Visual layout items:
◆ ◆ ◆ ◆ ◆ ◆ ◆

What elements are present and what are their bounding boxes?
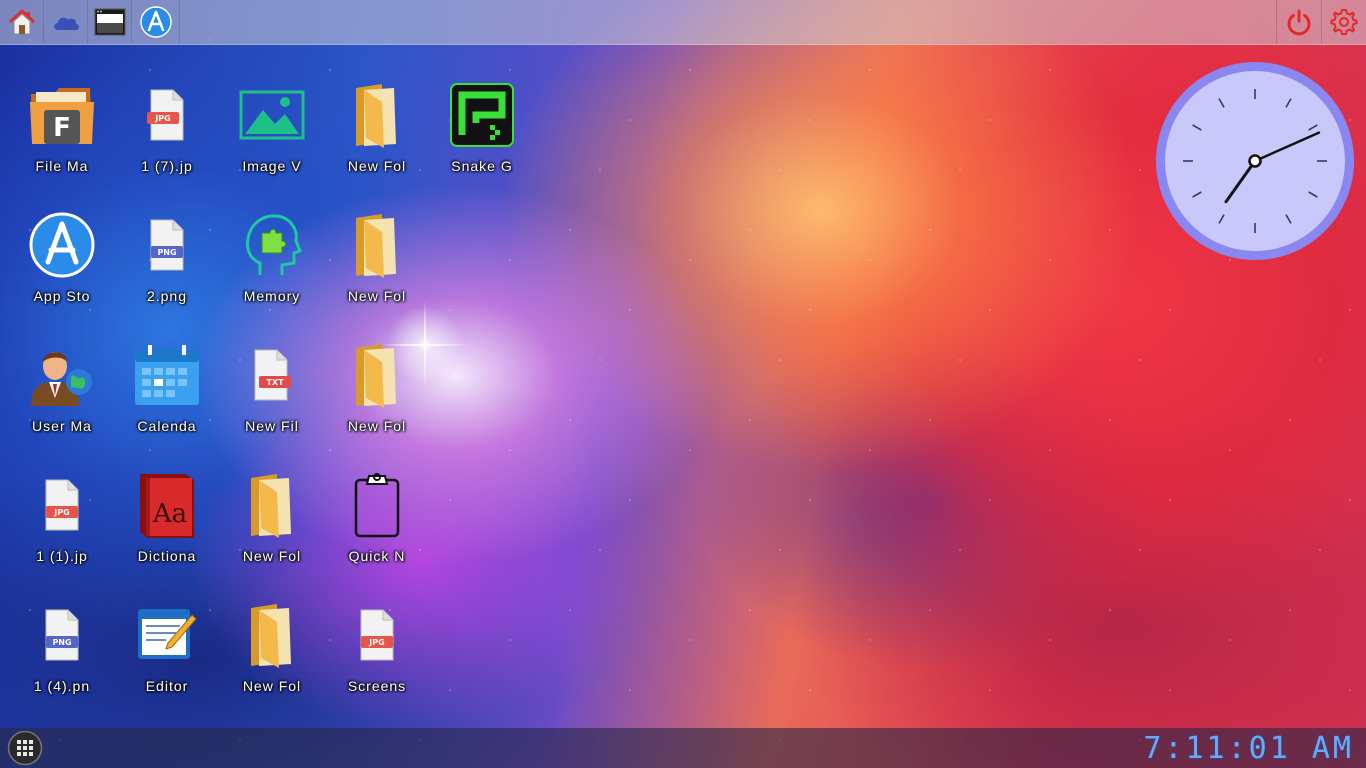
- desktop-icon-label: Editor: [145, 678, 189, 694]
- desktop-icon-app-store[interactable]: App Sto: [12, 202, 112, 318]
- desktop-icon-label: Snake G: [451, 158, 513, 174]
- desktop-icon-label: Quick N: [348, 548, 406, 564]
- desktop-icon-label: New Fol: [242, 678, 302, 694]
- svg-text:JPG: JPG: [154, 114, 170, 123]
- calendar-icon: [135, 345, 199, 405]
- svg-text:JPG: JPG: [368, 638, 384, 647]
- folder-icon: [251, 604, 291, 668]
- desktop-icon-jpg-file[interactable]: JPG 1 (1).jp: [12, 462, 112, 578]
- txt-file-icon: TXT: [254, 349, 291, 401]
- png-file-icon: PNG: [150, 219, 184, 271]
- cloud-button[interactable]: [44, 0, 88, 44]
- screenshot-button[interactable]: [88, 0, 132, 44]
- user-manager-icon: [31, 352, 92, 406]
- svg-text:JPG: JPG: [53, 508, 69, 517]
- dictionary-icon: Aa: [140, 474, 194, 538]
- desktop-icon-folder[interactable]: New Fol: [327, 332, 427, 448]
- app-grid-icon: [7, 730, 43, 766]
- file-manager-icon: F: [30, 88, 94, 144]
- clipboard-icon: [354, 473, 400, 538]
- jpg-file-icon: JPG: [147, 89, 184, 141]
- svg-text:Aa: Aa: [152, 499, 187, 529]
- folder-icon: [251, 474, 291, 538]
- analog-clock-face: [1156, 62, 1354, 260]
- desktop-icon-dictionary[interactable]: Aa Dictiona: [117, 462, 217, 578]
- desktop-icon-folder[interactable]: New Fol: [327, 72, 427, 188]
- desktop-icon-file-manager[interactable]: F File Ma: [12, 72, 112, 188]
- memory-game-icon: [246, 214, 302, 275]
- desktop-icon-snake-game[interactable]: Snake G: [432, 72, 532, 188]
- desktop-icon-memory[interactable]: Memory: [222, 202, 322, 318]
- desktop-icon-label: New Fil: [245, 418, 299, 434]
- settings-gear-icon: [1330, 9, 1358, 35]
- taskbar-digital-clock: 7:11:01 AM: [1143, 731, 1354, 766]
- home-button[interactable]: [0, 0, 44, 44]
- svg-text:TXT: TXT: [266, 378, 284, 387]
- analog-clock-widget[interactable]: [1154, 60, 1356, 262]
- svg-text:PNG: PNG: [52, 638, 71, 647]
- folder-icon: [356, 214, 396, 278]
- desktop-icon-label: Calenda: [137, 418, 197, 434]
- desktop-icon-user-manager[interactable]: User Ma: [12, 332, 112, 448]
- top-taskbar: [0, 0, 1366, 45]
- desktop-icon-quick-notes[interactable]: Quick N: [327, 462, 427, 578]
- desktop-icon-folder[interactable]: New Fol: [327, 202, 427, 318]
- screenshot-window-icon: [94, 8, 125, 36]
- desktop-icon-png-file[interactable]: PNG 1 (4).pn: [12, 592, 112, 708]
- cloud-icon: [53, 17, 79, 30]
- start-menu-button[interactable]: [6, 730, 44, 766]
- desktop-icon-screenshot-file[interactable]: JPG Screens: [327, 592, 427, 708]
- desktop-icon-label: New Fol: [242, 548, 302, 564]
- desktop-icon-label: Memory: [243, 288, 301, 304]
- desktop-icon-folder[interactable]: New Fol: [222, 592, 322, 708]
- desktop-icon-label: New Fol: [347, 418, 407, 434]
- desktop-icon-label: 1 (4).pn: [33, 678, 91, 694]
- folder-icon: [356, 344, 396, 408]
- desktop-icon-label: 2.png: [146, 288, 188, 304]
- home-icon: [8, 9, 35, 35]
- folder-icon: [356, 84, 396, 148]
- desktop-icon-folder[interactable]: New Fol: [222, 462, 322, 578]
- desktop-icon-label: App Sto: [33, 288, 91, 304]
- editor-icon: [138, 609, 197, 659]
- app-store-icon: [29, 212, 95, 278]
- desktop-icon-label: Dictiona: [137, 548, 197, 564]
- desktop-icon-jpg-file[interactable]: JPG 1 (7).jp: [117, 72, 217, 188]
- svg-text:PNG: PNG: [157, 248, 176, 257]
- png-file-icon: PNG: [45, 609, 79, 661]
- desktop-icon-label: 1 (7).jp: [141, 158, 193, 174]
- desktop-icon-label: User Ma: [32, 418, 92, 434]
- desktop-icon-label: 1 (1).jp: [36, 548, 88, 564]
- desktop-icon-txt-file[interactable]: TXT New Fil: [222, 332, 322, 448]
- desktop-icon-label: Image V: [242, 158, 302, 174]
- desktop-icon-label: New Fol: [347, 288, 407, 304]
- desktop-icon-editor[interactable]: Editor: [117, 592, 217, 708]
- svg-text:F: F: [53, 113, 71, 143]
- jpg-file-icon: JPG: [45, 479, 79, 531]
- jpg-file-icon: JPG: [360, 609, 394, 661]
- power-button[interactable]: [1276, 0, 1321, 44]
- app-store-icon: [139, 6, 172, 38]
- power-icon: [1287, 9, 1311, 36]
- desktop-icon-image-viewer[interactable]: Image V: [222, 72, 322, 188]
- desktop-icon-label: Screens: [347, 678, 407, 694]
- desktop-icon-label: New Fol: [347, 158, 407, 174]
- app-store-button[interactable]: [132, 0, 180, 44]
- desktop-icon-calendar[interactable]: Calenda: [117, 332, 217, 448]
- settings-button[interactable]: [1321, 0, 1366, 44]
- snake-game-icon: [450, 83, 514, 147]
- image-viewer-icon: [239, 90, 305, 140]
- desktop-icon-label: File Ma: [35, 158, 89, 174]
- desktop-icon-png-file[interactable]: PNG 2.png: [117, 202, 217, 318]
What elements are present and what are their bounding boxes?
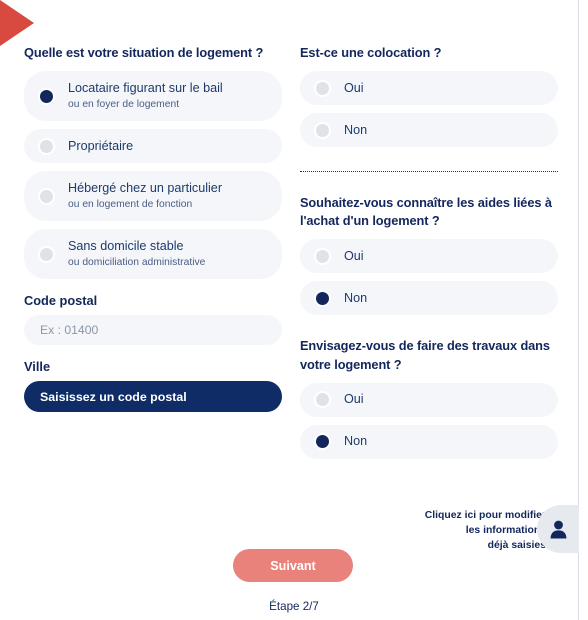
option-heberge[interactable]: Hébergé chez un particulier ou en logeme… — [24, 171, 282, 222]
radio-proprietaire[interactable] — [38, 137, 55, 155]
colocation-option-oui[interactable]: Oui — [300, 71, 558, 106]
edit-saved-info-link[interactable]: Cliquez ici pour modifier les informatio… — [396, 509, 546, 553]
option-sans-domicile-text: Sans domicile stable ou domiciliation ad… — [68, 238, 205, 270]
travaux-question: Envisagez-vous de faire des travaux dans… — [300, 338, 550, 372]
radio-heberge[interactable] — [38, 187, 55, 205]
aides-question: Souhaitez-vous connaître les aides liées… — [300, 195, 552, 229]
postal-code-input[interactable] — [24, 315, 282, 346]
travaux-option-non[interactable]: Non — [300, 424, 558, 459]
option-sans-domicile[interactable]: Sans domicile stable ou domiciliation ad… — [24, 229, 282, 280]
housing-situation-question: Quelle est votre situation de logement ? — [24, 45, 264, 60]
radio-sans-domicile[interactable] — [38, 245, 55, 263]
step-indicator: Étape 2/7 — [269, 600, 319, 613]
section-divider — [300, 171, 558, 173]
city-select-button[interactable]: Saisissez un code postal — [24, 381, 282, 413]
radio-colocation-non[interactable] — [314, 121, 331, 139]
left-column: Quelle est votre situation de logement ?… — [24, 44, 282, 467]
edit-link-line1: Cliquez ici pour modifier — [424, 510, 546, 521]
option-locataire-text: Locataire figurant sur le bail ou en foy… — [68, 80, 223, 112]
option-proprietaire-text: Propriétaire — [68, 138, 133, 155]
aides-option-oui[interactable]: Oui — [300, 239, 558, 274]
next-button[interactable]: Suivant — [233, 549, 353, 582]
travaux-option-oui-label: Oui — [344, 392, 364, 407]
option-proprietaire[interactable]: Propriétaire — [24, 129, 282, 164]
colocation-question: Est-ce une colocation ? — [300, 45, 442, 60]
radio-travaux-oui[interactable] — [314, 391, 331, 409]
right-column: Est-ce une colocation ? Oui Non Souhaite… — [300, 44, 558, 467]
travaux-option-non-label: Non — [344, 434, 368, 449]
colocation-option-oui-label: Oui — [344, 80, 364, 95]
aides-option-non-label: Non — [344, 290, 368, 305]
option-locataire[interactable]: Locataire figurant sur le bail ou en foy… — [24, 71, 282, 122]
option-proprietaire-label: Propriétaire — [68, 138, 134, 153]
edit-link-line3: déjà saisies — [487, 539, 546, 551]
option-sans-domicile-label: Sans domicile stable — [68, 238, 184, 253]
corner-arrow-decoration — [0, 0, 34, 46]
person-icon — [550, 520, 566, 539]
option-locataire-sublabel: ou en foyer de logement — [68, 98, 180, 110]
option-heberge-label: Hébergé chez un particulier — [68, 180, 223, 195]
option-heberge-sublabel: ou en logement de fonction — [68, 198, 193, 210]
edit-link-line2: les informations — [465, 524, 546, 536]
option-locataire-label: Locataire figurant sur le bail — [68, 80, 223, 95]
city-label: Ville — [24, 359, 51, 375]
colocation-option-non-label: Non — [344, 122, 368, 137]
triangle-right-icon — [0, 0, 34, 46]
radio-aides-oui[interactable] — [314, 247, 331, 265]
aides-option-oui-label: Oui — [344, 248, 364, 263]
aides-option-non[interactable]: Non — [300, 281, 558, 316]
postal-code-label: Code postal — [24, 293, 98, 309]
user-profile-tab[interactable] — [537, 505, 579, 553]
radio-colocation-oui[interactable] — [314, 79, 331, 97]
radio-travaux-non[interactable] — [314, 433, 331, 451]
form-container: Quelle est votre situation de logement ?… — [0, 44, 588, 467]
colocation-option-non[interactable]: Non — [300, 113, 558, 148]
option-heberge-text: Hébergé chez un particulier ou en logeme… — [68, 180, 222, 212]
radio-locataire[interactable] — [38, 87, 55, 105]
radio-aides-non[interactable] — [314, 289, 331, 307]
travaux-option-oui[interactable]: Oui — [300, 382, 558, 417]
option-sans-domicile-sublabel: ou domiciliation administrative — [68, 256, 206, 268]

◆ ◆ ◆ ◆ ◆ ◆ ◆

PROBLEM TO SOLVE:
Copy the lines without any change, starting at the line containing "- desktop-icon-label: Editor: [145, 678, 189, 694]" and ending after the line containing "- folder-icon: [251, 604, 291, 668]".

EXERCISE RESULT:
- desktop-icon-label: Editor: [145, 678, 189, 694]
- desktop-icon-app-store[interactable]: App Sto: [12, 202, 112, 318]
- desktop-icon-label: Snake G: [451, 158, 513, 174]
- desktop-icon-label: Quick N: [348, 548, 406, 564]
- desktop-icon-label: New Fol: [242, 678, 302, 694]
- svg-text:JPG: JPG: [154, 114, 170, 123]
- calendar-icon: [135, 345, 199, 405]
- svg-text:JPG: JPG: [368, 638, 384, 647]
- folder-icon: [251, 604, 291, 668]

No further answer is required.